___ Entries supplied

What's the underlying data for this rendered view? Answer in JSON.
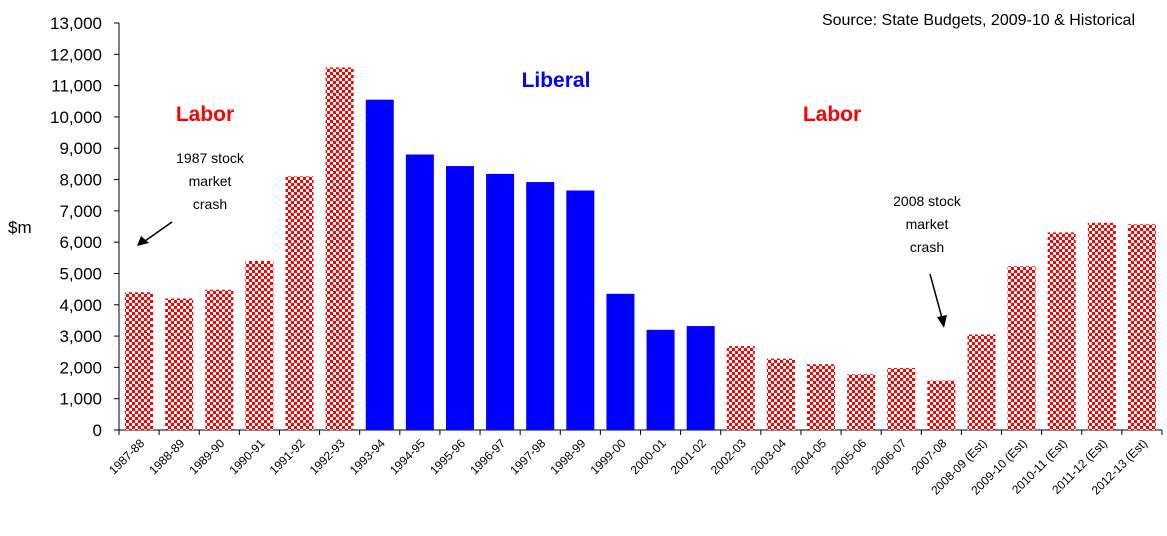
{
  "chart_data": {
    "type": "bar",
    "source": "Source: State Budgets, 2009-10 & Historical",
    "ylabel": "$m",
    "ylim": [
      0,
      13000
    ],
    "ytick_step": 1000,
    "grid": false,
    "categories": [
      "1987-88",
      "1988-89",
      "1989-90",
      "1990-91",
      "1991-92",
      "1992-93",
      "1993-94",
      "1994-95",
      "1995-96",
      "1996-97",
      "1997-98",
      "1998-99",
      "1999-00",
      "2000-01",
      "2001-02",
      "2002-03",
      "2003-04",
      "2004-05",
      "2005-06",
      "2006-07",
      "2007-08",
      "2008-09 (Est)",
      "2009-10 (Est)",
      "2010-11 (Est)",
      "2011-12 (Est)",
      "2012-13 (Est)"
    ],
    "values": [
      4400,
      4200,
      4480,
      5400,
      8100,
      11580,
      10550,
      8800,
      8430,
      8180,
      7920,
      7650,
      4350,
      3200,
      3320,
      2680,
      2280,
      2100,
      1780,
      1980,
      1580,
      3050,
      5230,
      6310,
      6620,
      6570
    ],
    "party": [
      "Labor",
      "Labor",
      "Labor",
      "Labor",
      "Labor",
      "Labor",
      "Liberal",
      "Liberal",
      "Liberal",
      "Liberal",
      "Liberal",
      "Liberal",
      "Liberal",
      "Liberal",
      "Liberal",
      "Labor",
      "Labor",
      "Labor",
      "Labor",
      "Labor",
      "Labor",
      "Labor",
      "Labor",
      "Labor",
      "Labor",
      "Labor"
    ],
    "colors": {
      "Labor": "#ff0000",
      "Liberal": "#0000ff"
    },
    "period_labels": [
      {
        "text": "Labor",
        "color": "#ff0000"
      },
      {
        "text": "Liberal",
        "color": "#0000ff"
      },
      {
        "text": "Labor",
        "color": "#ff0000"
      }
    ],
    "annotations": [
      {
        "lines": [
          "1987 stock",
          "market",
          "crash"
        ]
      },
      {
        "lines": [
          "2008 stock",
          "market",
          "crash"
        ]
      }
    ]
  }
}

______

Copy the records word for word, leaving no picture in the copy.

What's the underlying data for this rendered view? Answer in JSON.
{
  "chart_data": {
    "type": "bar",
    "source": "Source: State Budgets, 2009-10 & Historical",
    "ylabel": "$m",
    "ylim": [
      0,
      13000
    ],
    "ytick_step": 1000,
    "grid": false,
    "categories": [
      "1987-88",
      "1988-89",
      "1989-90",
      "1990-91",
      "1991-92",
      "1992-93",
      "1993-94",
      "1994-95",
      "1995-96",
      "1996-97",
      "1997-98",
      "1998-99",
      "1999-00",
      "2000-01",
      "2001-02",
      "2002-03",
      "2003-04",
      "2004-05",
      "2005-06",
      "2006-07",
      "2007-08",
      "2008-09 (Est)",
      "2009-10 (Est)",
      "2010-11 (Est)",
      "2011-12 (Est)",
      "2012-13 (Est)"
    ],
    "values": [
      4400,
      4200,
      4480,
      5400,
      8100,
      11580,
      10550,
      8800,
      8430,
      8180,
      7920,
      7650,
      4350,
      3200,
      3320,
      2680,
      2280,
      2100,
      1780,
      1980,
      1580,
      3050,
      5230,
      6310,
      6620,
      6570
    ],
    "party": [
      "Labor",
      "Labor",
      "Labor",
      "Labor",
      "Labor",
      "Labor",
      "Liberal",
      "Liberal",
      "Liberal",
      "Liberal",
      "Liberal",
      "Liberal",
      "Liberal",
      "Liberal",
      "Liberal",
      "Labor",
      "Labor",
      "Labor",
      "Labor",
      "Labor",
      "Labor",
      "Labor",
      "Labor",
      "Labor",
      "Labor",
      "Labor"
    ],
    "colors": {
      "Labor": "#ff0000",
      "Liberal": "#0000ff"
    },
    "period_labels": [
      {
        "text": "Labor",
        "color": "#ff0000"
      },
      {
        "text": "Liberal",
        "color": "#0000ff"
      },
      {
        "text": "Labor",
        "color": "#ff0000"
      }
    ],
    "annotations": [
      {
        "lines": [
          "1987 stock",
          "market",
          "crash"
        ]
      },
      {
        "lines": [
          "2008 stock",
          "market",
          "crash"
        ]
      }
    ]
  }
}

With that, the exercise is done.